[Data records]
*-*-*

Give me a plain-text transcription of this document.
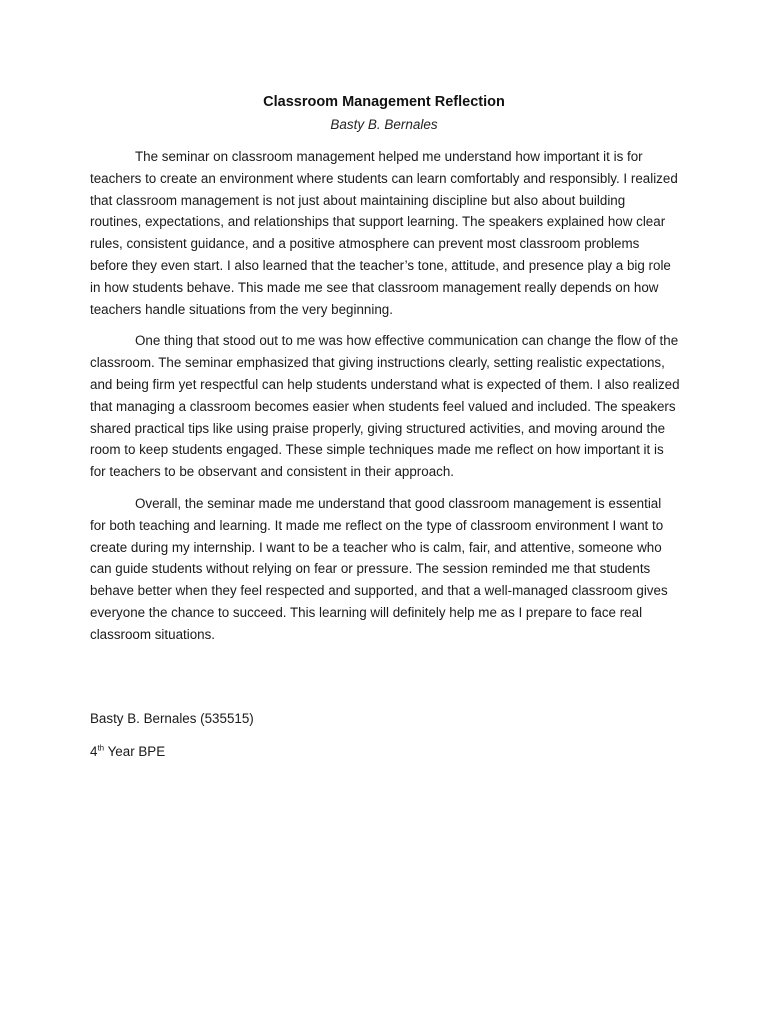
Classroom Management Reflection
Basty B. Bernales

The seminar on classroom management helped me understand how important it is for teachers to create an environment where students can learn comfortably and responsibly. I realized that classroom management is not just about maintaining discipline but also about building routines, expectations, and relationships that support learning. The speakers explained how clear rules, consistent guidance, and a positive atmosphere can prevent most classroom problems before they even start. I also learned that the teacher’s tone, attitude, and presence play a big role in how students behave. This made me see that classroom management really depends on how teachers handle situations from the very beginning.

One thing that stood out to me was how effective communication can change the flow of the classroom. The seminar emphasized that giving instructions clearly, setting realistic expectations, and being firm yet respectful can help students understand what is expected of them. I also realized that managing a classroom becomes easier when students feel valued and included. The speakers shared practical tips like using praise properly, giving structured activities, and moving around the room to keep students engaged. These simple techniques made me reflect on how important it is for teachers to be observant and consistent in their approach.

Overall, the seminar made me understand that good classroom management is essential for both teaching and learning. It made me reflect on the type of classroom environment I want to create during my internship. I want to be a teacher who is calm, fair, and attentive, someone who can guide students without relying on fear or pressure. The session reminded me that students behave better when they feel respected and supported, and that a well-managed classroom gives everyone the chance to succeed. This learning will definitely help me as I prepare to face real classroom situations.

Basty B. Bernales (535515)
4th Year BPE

*-*-*

What to work on |
Every line of the listing that holds "create" should be found and copied.

Answer to this task |
The seminar on classroom management helped me understand how important it is for teachers to create an environment where students can learn comfortably and responsibly. I realized that classroom management is not just about maintaining discipline but also about building routines, expectations, and relationships that support learning. The speakers explained how clear rules, consistent guidance, and a positive atmosphere can prevent most classroom problems before they even start. I also learned that the teacher’s tone, attitude, and presence play a big role in how students behave. This made me see that classroom management really depends on how teachers handle situations from the very beginning.
Overall, the seminar made me understand that good classroom management is essential for both teaching and learning. It made me reflect on the type of classroom environment I want to create during my internship. I want to be a teacher who is calm, fair, and attentive, someone who can guide students without relying on fear or pressure. The session reminded me that students behave better when they feel respected and supported, and that a well-managed classroom gives everyone the chance to succeed. This learning will definitely help me as I prepare to face real classroom situations.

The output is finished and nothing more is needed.